*INSTRUCTION*.
Output the records. Match them exactly.

*INPUT FOR THIS TASK*.
-- BEGIN --

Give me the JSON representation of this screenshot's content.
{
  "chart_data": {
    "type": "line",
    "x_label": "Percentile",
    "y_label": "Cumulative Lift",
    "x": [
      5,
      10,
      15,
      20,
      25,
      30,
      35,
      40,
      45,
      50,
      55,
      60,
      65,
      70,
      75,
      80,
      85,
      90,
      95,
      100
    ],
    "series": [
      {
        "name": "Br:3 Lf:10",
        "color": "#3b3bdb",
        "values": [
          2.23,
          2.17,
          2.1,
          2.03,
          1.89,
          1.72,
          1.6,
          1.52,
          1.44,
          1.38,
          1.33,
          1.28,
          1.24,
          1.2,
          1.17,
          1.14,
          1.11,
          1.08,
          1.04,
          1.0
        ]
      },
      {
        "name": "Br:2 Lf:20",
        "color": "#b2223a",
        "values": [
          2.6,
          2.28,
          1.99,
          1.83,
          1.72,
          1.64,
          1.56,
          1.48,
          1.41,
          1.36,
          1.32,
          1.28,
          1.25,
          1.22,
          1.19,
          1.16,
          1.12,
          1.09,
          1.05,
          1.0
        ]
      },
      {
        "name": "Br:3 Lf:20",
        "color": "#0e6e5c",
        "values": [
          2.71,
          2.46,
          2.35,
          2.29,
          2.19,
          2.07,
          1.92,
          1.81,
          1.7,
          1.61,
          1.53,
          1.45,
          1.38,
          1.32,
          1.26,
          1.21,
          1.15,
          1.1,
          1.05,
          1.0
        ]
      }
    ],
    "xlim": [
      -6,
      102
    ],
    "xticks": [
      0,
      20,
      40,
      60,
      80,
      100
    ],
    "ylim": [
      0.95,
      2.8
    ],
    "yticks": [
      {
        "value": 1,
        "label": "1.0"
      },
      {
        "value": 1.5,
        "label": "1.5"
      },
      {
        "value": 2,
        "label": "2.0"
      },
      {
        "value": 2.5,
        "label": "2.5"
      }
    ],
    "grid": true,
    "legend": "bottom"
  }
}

-- END --

*THE SOLUTION*.
Give me the JSON representation of this screenshot's content.
{
  "chart_data": {
    "type": "line",
    "x_label": "Percentile",
    "y_label": "Cumulative Lift",
    "x": [
      5,
      10,
      15,
      20,
      25,
      30,
      35,
      40,
      45,
      50,
      55,
      60,
      65,
      70,
      75,
      80,
      85,
      90,
      95,
      100
    ],
    "series": [
      {
        "name": "Br:3 Lf:10",
        "color": "#3b3bdb",
        "values": [
          2.23,
          2.17,
          2.1,
          2.03,
          1.89,
          1.72,
          1.6,
          1.52,
          1.44,
          1.38,
          1.33,
          1.28,
          1.24,
          1.2,
          1.17,
          1.14,
          1.11,
          1.08,
          1.04,
          1.0
        ]
      },
      {
        "name": "Br:2 Lf:20",
        "color": "#b2223a",
        "values": [
          2.6,
          2.28,
          1.99,
          1.83,
          1.72,
          1.64,
          1.56,
          1.48,
          1.41,
          1.36,
          1.32,
          1.28,
          1.25,
          1.22,
          1.19,
          1.16,
          1.12,
          1.09,
          1.05,
          1.0
        ]
      },
      {
        "name": "Br:3 Lf:20",
        "color": "#0e6e5c",
        "values": [
          2.71,
          2.46,
          2.35,
          2.29,
          2.19,
          2.07,
          1.92,
          1.81,
          1.7,
          1.61,
          1.53,
          1.45,
          1.38,
          1.32,
          1.26,
          1.21,
          1.15,
          1.1,
          1.05,
          1.0
        ]
      }
    ],
    "xlim": [
      -6,
      102
    ],
    "xticks": [
      0,
      20,
      40,
      60,
      80,
      100
    ],
    "ylim": [
      0.95,
      2.8
    ],
    "yticks": [
      {
        "value": 1,
        "label": "1.0"
      },
      {
        "value": 1.5,
        "label": "1.5"
      },
      {
        "value": 2,
        "label": "2.0"
      },
      {
        "value": 2.5,
        "label": "2.5"
      }
    ],
    "grid": true,
    "legend": "bottom"
  }
}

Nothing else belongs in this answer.